Your goal
Copy all lines holding the word "title" from the entries.
-- Given records start --
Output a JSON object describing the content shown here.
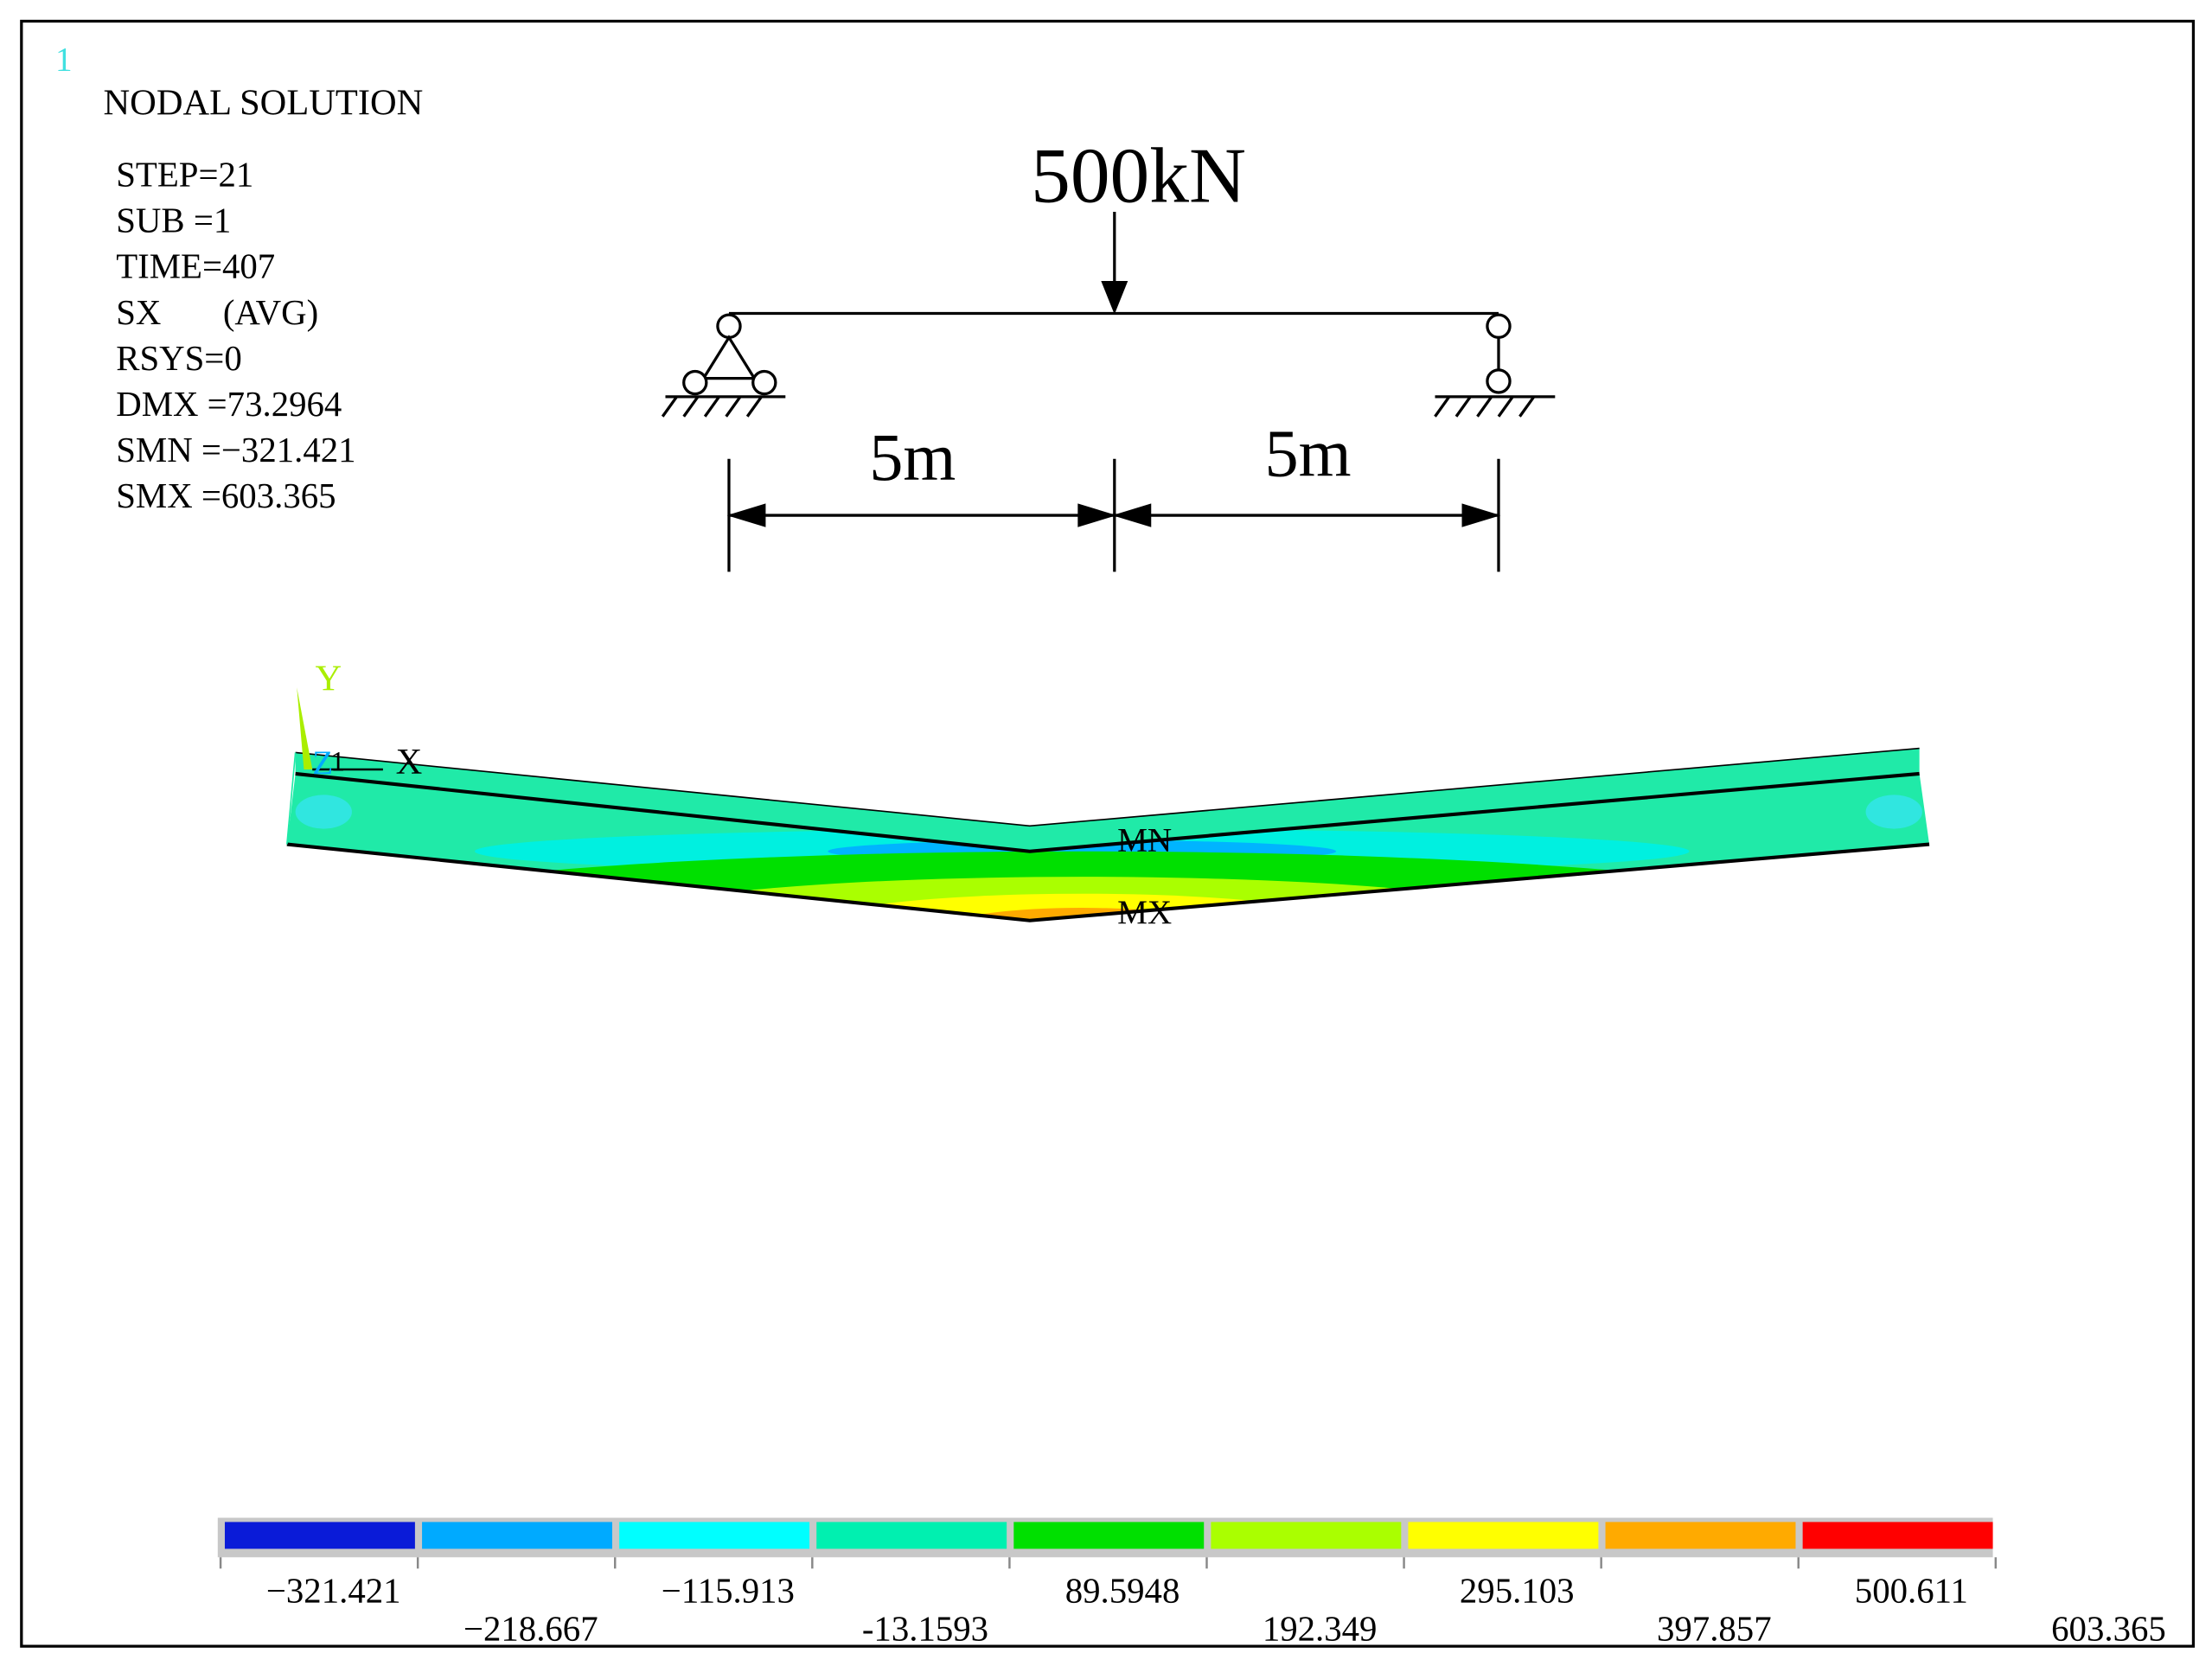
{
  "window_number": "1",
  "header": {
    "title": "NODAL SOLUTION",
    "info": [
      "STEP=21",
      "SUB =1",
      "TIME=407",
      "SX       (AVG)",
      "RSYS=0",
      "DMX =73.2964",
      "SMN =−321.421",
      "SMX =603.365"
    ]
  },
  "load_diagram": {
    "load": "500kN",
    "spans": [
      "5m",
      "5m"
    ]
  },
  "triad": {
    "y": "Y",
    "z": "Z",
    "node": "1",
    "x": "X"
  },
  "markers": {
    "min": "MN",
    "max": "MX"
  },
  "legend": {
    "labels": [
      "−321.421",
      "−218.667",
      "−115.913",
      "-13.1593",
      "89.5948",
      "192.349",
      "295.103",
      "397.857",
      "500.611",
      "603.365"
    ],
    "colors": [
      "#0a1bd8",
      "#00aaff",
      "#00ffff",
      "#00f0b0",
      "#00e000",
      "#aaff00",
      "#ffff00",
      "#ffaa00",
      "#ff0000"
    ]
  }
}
-- Given records end --
-- Given records start --
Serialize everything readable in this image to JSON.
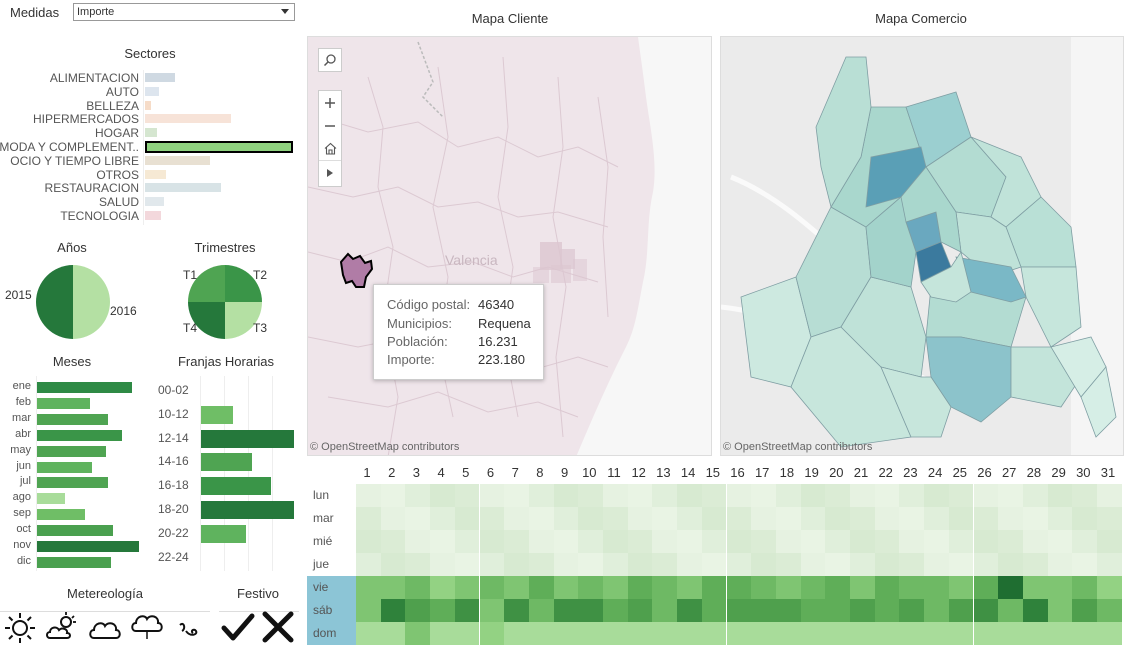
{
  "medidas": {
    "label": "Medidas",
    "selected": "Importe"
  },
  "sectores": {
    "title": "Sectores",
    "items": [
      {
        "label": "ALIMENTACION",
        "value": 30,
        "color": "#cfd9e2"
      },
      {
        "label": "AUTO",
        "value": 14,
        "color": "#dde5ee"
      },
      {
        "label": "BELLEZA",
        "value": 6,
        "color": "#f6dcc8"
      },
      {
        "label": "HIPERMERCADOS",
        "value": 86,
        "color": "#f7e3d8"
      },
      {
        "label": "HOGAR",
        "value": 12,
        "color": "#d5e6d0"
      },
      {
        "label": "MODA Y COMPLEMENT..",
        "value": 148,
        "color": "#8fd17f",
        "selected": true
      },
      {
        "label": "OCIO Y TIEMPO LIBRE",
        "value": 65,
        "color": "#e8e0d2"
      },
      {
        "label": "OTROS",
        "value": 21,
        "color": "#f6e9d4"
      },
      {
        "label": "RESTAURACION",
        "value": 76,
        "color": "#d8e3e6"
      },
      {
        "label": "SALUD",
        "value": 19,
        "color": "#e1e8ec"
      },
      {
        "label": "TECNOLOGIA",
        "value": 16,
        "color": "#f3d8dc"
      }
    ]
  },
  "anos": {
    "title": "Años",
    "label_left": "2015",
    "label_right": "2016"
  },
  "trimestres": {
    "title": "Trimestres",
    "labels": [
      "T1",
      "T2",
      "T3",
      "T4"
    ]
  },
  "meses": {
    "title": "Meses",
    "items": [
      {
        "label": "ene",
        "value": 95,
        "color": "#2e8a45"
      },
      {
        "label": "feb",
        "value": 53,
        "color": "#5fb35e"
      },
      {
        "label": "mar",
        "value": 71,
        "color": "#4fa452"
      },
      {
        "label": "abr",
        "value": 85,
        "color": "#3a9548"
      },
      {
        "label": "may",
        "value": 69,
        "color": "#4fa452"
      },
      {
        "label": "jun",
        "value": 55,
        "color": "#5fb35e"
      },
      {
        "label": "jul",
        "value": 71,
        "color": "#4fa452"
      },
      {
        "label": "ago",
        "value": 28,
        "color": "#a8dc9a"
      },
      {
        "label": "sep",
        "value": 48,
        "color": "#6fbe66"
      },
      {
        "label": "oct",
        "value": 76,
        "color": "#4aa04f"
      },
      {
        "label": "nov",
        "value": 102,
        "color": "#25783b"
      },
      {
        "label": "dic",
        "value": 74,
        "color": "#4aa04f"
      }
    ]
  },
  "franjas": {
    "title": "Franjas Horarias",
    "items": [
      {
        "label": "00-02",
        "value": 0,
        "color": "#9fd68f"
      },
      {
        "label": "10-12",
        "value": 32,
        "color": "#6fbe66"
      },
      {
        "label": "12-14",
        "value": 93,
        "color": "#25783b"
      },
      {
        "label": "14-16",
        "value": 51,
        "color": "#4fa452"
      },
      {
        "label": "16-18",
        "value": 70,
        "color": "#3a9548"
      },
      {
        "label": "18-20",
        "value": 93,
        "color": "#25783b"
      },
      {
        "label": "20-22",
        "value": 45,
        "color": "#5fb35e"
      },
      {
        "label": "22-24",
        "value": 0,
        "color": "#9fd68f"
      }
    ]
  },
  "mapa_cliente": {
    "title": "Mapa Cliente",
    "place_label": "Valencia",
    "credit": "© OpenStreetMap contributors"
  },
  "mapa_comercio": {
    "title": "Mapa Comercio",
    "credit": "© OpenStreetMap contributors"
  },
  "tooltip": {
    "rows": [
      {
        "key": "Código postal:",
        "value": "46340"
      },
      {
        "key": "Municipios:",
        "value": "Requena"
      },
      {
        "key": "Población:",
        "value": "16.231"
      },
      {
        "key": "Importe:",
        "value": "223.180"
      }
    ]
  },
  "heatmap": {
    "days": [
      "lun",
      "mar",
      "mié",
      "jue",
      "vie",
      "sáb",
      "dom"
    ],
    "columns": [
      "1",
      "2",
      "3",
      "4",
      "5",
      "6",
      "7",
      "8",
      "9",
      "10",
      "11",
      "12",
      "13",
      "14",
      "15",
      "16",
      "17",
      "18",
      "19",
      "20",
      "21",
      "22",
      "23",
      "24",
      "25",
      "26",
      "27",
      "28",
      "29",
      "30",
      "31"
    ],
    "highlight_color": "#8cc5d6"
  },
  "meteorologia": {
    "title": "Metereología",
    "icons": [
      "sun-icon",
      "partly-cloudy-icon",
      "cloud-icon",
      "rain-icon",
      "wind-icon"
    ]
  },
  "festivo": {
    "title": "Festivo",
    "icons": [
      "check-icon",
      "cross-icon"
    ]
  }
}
-- Given records end --
Task solution
    "title": "NODAL SOLUTION",
    "title": "Sectores",
    "title": "Años",
    "title": "Trimestres",
    "title": "Meses",
    "title": "Franjas Horarias",
    "title": "Mapa Cliente",
    "title": "Mapa Comercio",
    "title": "Metereología",
    "title": "Festivo",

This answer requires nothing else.